WHAT YOU ARE ASKED TO DO = Work through the material below and count the lines holding the word "Photoshop"; give that count and nothing more.

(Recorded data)
****************

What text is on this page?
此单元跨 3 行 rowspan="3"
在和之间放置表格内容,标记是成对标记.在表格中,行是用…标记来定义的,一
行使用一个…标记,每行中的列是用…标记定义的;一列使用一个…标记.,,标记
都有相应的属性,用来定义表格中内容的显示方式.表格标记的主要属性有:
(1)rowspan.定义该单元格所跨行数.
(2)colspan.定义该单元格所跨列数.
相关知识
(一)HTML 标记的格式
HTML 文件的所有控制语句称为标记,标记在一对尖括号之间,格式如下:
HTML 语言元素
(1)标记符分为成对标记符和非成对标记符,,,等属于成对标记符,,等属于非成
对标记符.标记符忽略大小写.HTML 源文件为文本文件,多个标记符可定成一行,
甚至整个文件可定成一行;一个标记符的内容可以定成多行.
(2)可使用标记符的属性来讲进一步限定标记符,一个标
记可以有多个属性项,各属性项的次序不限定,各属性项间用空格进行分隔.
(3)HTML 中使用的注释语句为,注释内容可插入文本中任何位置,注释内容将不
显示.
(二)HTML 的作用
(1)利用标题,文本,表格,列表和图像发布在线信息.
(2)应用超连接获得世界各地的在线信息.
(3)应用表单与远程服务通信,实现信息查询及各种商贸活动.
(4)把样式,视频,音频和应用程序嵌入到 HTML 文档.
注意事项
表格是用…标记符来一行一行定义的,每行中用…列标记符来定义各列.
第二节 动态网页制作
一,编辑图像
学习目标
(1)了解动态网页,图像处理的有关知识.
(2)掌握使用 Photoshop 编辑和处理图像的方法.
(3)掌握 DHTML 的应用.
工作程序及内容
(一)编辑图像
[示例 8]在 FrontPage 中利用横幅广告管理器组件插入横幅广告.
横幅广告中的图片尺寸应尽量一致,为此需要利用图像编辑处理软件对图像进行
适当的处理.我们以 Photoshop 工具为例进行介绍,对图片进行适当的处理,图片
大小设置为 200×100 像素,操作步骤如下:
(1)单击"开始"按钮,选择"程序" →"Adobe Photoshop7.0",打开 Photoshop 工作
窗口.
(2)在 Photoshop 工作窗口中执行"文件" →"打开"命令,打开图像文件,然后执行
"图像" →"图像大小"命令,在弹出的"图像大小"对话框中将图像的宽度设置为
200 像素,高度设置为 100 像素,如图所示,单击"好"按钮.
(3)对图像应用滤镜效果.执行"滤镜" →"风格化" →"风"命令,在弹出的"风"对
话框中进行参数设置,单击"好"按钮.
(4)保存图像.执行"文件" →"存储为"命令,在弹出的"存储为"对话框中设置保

****************

IN RESPONSE = 4